■ Stated task: Note each line that includes the word "Społecznych". Copy those lines.

■ Material for the task:

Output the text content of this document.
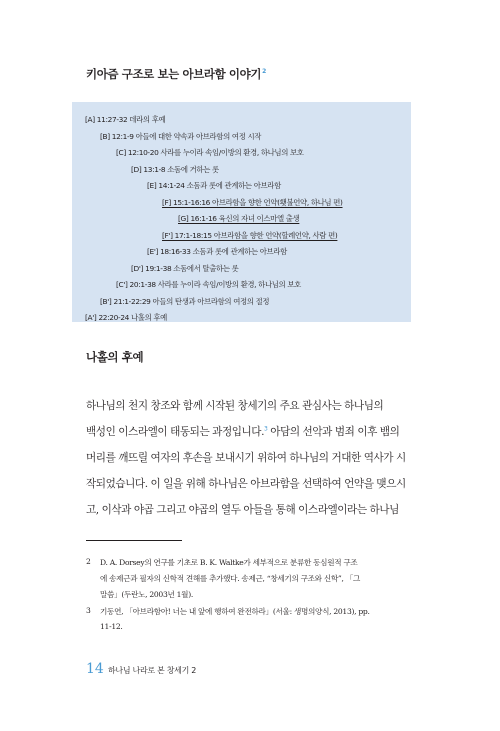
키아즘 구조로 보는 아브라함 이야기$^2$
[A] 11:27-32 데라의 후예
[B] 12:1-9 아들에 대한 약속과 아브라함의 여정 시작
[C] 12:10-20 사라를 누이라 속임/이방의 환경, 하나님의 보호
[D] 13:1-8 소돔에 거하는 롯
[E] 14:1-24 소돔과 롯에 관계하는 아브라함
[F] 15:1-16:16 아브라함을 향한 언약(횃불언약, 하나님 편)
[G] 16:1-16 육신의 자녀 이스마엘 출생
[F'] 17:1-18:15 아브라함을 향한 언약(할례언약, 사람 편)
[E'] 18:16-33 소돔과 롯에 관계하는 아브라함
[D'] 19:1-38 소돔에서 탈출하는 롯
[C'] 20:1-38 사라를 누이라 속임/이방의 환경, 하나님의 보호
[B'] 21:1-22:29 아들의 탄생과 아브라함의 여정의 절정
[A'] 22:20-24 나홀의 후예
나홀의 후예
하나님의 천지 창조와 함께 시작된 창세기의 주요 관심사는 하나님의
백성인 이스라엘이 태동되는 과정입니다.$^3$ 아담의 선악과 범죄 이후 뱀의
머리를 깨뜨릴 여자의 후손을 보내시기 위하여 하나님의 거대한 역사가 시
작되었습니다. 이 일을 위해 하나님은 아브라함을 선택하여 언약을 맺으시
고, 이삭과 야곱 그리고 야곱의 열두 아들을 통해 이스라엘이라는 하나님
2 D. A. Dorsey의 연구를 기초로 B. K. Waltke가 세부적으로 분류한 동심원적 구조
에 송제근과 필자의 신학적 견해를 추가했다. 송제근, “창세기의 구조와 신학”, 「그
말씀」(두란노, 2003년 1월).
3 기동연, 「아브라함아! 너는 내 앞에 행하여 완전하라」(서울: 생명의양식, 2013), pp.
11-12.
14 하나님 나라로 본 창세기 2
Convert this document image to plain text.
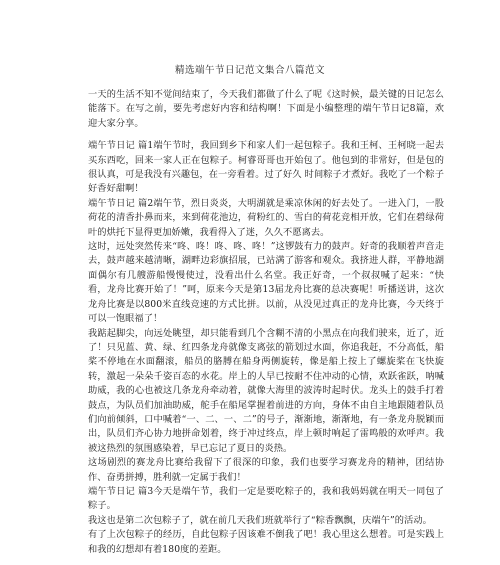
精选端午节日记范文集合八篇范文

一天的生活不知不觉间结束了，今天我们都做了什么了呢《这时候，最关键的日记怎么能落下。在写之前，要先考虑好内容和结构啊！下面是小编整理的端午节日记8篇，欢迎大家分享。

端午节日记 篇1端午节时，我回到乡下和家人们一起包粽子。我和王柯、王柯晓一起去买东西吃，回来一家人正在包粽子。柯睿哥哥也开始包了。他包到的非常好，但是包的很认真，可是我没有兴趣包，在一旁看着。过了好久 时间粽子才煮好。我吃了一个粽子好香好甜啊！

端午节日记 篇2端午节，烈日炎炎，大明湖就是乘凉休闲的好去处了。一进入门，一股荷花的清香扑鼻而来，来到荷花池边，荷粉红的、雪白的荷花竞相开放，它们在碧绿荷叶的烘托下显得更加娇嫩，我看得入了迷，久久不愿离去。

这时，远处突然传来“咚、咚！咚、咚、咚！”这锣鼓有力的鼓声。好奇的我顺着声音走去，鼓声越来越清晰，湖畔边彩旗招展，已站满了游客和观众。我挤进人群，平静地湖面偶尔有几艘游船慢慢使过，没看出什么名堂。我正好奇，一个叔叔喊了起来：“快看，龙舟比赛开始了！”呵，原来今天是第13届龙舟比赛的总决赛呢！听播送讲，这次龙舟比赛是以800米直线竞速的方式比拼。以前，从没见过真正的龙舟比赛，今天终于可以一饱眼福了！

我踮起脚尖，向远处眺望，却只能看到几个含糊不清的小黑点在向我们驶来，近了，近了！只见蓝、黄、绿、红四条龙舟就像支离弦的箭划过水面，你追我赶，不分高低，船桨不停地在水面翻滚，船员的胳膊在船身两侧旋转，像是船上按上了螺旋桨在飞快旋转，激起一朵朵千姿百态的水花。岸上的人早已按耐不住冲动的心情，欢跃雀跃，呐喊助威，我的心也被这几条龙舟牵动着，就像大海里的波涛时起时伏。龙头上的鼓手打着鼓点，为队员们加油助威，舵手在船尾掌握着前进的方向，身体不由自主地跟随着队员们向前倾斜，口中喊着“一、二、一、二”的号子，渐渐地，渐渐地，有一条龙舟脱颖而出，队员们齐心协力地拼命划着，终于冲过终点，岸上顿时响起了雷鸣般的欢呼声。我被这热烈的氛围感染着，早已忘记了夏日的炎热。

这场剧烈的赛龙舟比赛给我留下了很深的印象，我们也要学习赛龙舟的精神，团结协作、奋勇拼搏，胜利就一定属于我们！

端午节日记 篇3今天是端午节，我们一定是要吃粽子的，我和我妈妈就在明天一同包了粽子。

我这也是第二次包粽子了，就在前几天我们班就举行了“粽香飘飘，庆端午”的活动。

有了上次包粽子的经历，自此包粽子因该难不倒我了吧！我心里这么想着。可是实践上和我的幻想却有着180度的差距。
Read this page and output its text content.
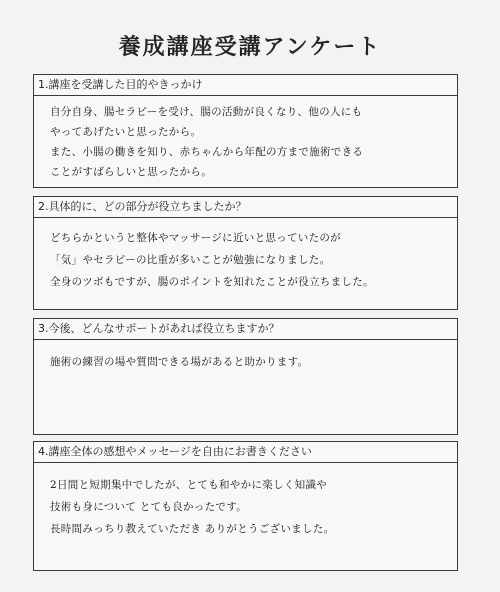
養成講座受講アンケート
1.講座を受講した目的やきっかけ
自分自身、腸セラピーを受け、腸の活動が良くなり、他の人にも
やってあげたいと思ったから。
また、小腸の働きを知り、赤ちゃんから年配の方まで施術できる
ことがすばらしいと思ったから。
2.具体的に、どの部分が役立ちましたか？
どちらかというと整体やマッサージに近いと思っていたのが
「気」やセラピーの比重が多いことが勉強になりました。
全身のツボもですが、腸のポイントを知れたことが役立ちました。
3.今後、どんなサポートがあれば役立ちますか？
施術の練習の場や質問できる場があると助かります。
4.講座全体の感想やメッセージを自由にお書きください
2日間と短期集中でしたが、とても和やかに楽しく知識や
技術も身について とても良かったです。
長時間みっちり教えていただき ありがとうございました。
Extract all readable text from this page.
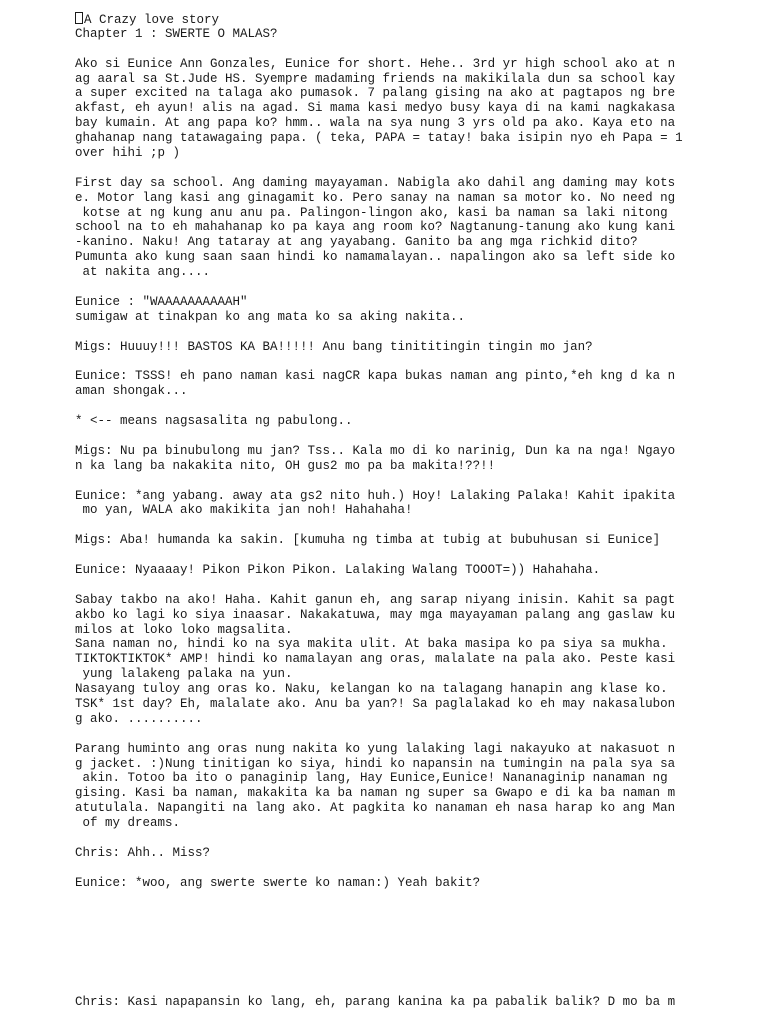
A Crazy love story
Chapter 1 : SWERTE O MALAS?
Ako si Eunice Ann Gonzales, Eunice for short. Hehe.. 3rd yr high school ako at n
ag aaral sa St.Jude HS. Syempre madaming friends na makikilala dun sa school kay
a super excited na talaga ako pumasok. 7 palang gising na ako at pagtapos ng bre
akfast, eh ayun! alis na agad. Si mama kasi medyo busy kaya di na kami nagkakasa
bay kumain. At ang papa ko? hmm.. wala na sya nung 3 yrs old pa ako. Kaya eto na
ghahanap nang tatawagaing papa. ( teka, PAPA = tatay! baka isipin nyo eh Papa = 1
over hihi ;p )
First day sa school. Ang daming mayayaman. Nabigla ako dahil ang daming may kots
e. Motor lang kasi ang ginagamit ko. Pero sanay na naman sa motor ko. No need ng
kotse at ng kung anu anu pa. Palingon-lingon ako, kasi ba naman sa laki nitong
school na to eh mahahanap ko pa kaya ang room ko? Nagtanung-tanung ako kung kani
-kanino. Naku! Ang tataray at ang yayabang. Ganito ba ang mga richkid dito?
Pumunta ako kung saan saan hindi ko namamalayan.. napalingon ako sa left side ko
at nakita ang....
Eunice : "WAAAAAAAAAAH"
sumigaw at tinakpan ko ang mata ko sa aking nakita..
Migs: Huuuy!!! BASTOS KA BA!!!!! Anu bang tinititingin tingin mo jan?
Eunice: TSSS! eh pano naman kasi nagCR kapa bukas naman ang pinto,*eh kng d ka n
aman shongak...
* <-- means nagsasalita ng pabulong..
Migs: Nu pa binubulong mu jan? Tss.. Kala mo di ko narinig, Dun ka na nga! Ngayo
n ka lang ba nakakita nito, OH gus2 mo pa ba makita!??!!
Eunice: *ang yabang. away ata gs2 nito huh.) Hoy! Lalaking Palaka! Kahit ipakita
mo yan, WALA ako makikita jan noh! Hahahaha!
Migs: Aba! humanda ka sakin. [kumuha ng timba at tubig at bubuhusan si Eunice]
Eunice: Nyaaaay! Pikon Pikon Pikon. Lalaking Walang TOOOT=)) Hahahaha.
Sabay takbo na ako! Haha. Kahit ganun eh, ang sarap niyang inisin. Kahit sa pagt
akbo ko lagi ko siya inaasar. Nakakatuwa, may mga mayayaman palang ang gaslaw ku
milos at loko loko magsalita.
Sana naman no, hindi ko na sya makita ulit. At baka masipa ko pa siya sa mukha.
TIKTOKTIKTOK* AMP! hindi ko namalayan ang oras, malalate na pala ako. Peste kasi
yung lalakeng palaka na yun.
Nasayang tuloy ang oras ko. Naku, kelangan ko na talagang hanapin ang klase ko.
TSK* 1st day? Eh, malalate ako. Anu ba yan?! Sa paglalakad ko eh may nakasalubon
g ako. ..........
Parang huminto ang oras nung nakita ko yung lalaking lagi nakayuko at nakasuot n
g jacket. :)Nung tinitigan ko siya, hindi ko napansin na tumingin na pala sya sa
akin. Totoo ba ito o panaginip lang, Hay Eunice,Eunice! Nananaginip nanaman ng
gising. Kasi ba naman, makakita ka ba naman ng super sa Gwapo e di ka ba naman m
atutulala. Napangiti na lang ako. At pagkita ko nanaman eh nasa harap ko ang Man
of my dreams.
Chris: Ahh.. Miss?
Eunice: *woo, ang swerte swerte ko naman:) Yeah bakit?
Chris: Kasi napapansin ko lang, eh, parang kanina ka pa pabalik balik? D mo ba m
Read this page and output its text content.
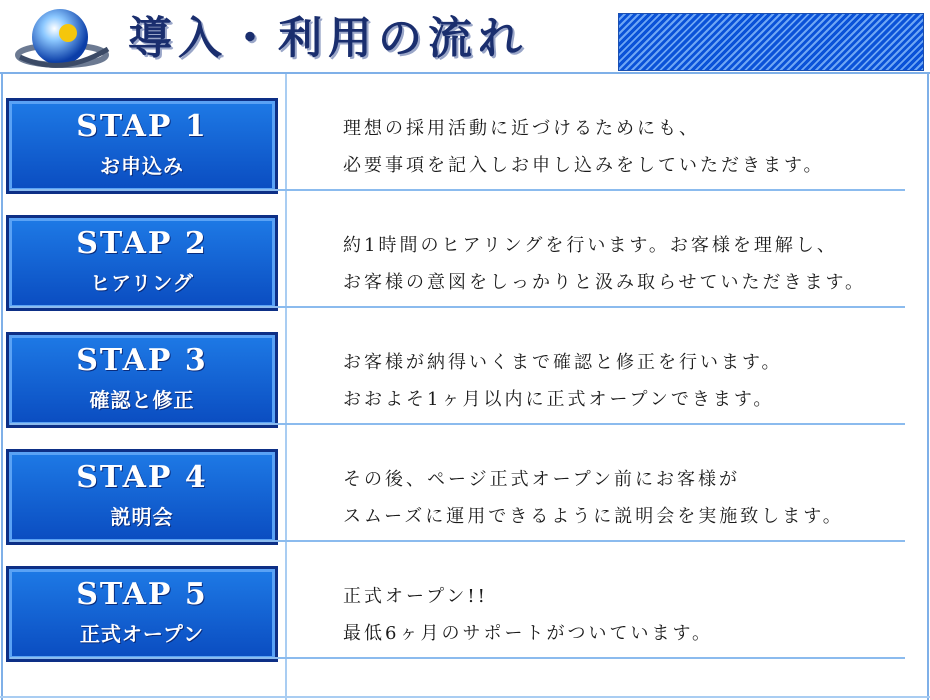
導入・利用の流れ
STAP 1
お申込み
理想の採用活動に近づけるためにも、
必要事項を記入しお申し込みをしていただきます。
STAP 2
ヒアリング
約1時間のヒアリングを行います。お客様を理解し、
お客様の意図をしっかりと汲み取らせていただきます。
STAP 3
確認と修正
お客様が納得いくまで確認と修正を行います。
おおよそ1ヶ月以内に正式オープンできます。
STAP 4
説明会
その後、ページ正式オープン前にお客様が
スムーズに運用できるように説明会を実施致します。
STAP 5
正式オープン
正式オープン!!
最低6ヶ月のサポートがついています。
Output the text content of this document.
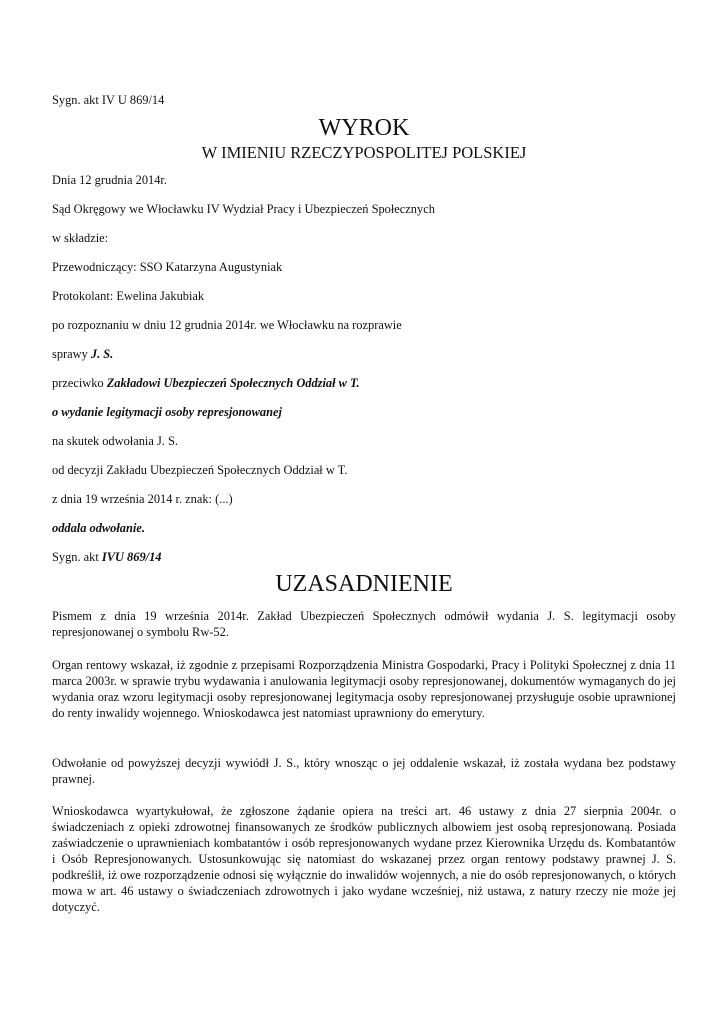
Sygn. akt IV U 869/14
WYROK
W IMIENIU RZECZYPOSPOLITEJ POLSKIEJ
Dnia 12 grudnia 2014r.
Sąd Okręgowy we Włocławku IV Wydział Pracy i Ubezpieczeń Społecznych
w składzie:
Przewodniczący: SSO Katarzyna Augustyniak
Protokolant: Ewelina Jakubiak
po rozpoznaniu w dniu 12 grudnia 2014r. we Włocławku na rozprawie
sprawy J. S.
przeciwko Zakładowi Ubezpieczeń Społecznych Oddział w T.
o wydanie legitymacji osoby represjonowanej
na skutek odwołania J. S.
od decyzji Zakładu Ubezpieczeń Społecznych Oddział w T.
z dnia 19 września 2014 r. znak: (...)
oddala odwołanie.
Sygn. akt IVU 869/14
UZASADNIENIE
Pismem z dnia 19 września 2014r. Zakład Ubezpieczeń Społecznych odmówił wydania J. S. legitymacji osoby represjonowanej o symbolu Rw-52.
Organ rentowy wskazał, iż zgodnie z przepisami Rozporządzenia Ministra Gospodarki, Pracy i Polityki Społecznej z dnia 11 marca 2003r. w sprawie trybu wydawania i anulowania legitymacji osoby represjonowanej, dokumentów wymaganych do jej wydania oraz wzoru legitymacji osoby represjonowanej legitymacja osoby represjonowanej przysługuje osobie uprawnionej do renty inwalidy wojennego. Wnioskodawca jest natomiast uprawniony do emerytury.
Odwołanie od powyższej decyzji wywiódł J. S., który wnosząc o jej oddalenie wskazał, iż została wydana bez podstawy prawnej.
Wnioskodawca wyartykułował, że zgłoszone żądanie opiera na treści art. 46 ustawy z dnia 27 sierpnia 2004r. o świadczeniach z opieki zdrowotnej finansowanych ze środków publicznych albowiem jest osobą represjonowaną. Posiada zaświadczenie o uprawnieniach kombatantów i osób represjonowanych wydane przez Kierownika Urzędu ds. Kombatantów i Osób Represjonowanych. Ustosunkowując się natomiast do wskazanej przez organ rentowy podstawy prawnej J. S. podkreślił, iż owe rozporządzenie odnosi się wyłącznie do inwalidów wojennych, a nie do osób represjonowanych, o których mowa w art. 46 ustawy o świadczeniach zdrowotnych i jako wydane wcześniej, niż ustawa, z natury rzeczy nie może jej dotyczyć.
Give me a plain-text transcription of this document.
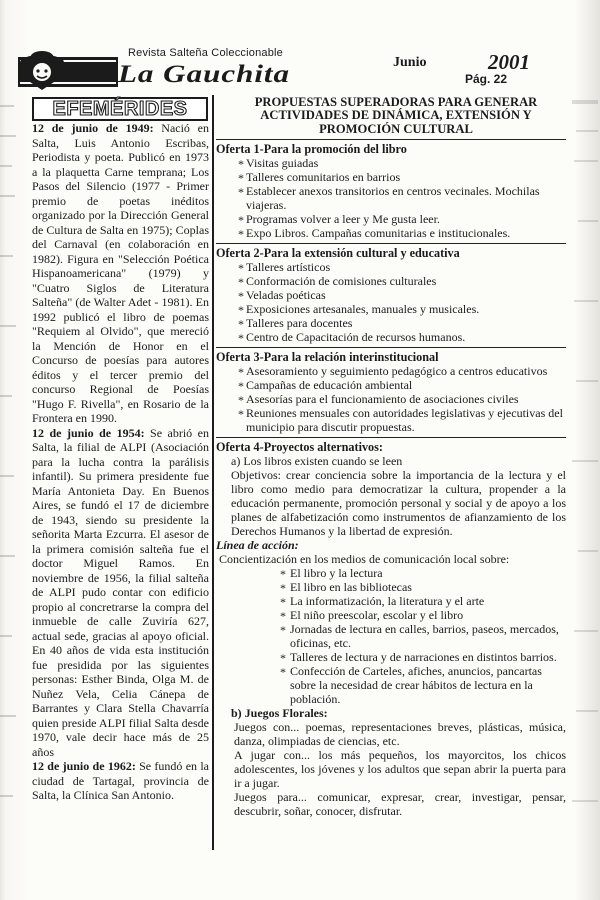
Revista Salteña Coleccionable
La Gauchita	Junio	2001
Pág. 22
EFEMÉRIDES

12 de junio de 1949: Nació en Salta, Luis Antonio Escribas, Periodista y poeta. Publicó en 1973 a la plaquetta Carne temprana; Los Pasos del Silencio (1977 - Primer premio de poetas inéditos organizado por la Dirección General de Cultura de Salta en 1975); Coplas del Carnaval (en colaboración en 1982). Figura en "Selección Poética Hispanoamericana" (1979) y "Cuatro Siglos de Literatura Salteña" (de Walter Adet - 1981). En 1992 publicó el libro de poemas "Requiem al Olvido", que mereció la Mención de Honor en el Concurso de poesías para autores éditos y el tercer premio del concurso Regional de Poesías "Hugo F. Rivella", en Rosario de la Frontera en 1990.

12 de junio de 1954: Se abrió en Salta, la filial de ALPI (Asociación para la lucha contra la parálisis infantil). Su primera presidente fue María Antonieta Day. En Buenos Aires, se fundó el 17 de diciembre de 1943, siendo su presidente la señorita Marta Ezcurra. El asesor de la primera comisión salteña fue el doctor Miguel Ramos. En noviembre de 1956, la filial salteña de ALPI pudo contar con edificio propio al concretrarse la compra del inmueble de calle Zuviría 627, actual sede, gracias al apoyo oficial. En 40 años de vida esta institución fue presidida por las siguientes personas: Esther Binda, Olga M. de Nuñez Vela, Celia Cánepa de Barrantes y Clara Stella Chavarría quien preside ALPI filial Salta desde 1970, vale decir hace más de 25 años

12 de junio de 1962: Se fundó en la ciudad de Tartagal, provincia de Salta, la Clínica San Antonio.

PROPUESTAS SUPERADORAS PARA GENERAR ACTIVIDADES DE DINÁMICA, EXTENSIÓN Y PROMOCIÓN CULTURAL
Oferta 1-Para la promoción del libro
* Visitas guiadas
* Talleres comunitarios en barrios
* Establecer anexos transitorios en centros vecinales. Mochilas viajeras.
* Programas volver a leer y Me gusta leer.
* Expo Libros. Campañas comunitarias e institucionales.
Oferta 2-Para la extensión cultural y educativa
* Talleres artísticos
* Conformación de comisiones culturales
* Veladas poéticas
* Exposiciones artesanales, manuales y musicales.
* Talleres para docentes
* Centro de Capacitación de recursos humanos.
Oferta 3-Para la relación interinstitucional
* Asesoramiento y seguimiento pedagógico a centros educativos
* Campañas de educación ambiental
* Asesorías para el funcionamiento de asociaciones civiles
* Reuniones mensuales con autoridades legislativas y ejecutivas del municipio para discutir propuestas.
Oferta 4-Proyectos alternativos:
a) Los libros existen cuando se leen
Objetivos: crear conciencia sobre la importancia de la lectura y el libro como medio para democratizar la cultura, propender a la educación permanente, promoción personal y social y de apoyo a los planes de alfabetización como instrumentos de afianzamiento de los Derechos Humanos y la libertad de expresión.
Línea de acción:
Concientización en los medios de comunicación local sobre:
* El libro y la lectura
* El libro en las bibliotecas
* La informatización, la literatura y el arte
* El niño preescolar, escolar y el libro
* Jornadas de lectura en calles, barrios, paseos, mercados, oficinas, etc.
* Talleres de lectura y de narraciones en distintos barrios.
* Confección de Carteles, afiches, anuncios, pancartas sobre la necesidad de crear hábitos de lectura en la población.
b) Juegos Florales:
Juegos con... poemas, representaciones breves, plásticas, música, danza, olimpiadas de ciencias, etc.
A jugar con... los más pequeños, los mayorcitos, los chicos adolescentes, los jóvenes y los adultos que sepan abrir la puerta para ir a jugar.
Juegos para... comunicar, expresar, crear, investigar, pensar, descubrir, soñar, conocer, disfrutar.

■ Output of the exercise:
Sąd Okręgowy we Włocławku IV Wydział Pracy i Ubezpieczeń Społecznych
przeciwko Zakładowi Ubezpieczeń Społecznych Oddział w T.
od decyzji Zakładu Ubezpieczeń Społecznych Oddział w T.
Pismem z dnia 19 września 2014r. Zakład Ubezpieczeń Społecznych odmówił wydania J. S. legitymacji osoby represjonowanej o symbolu Rw-52.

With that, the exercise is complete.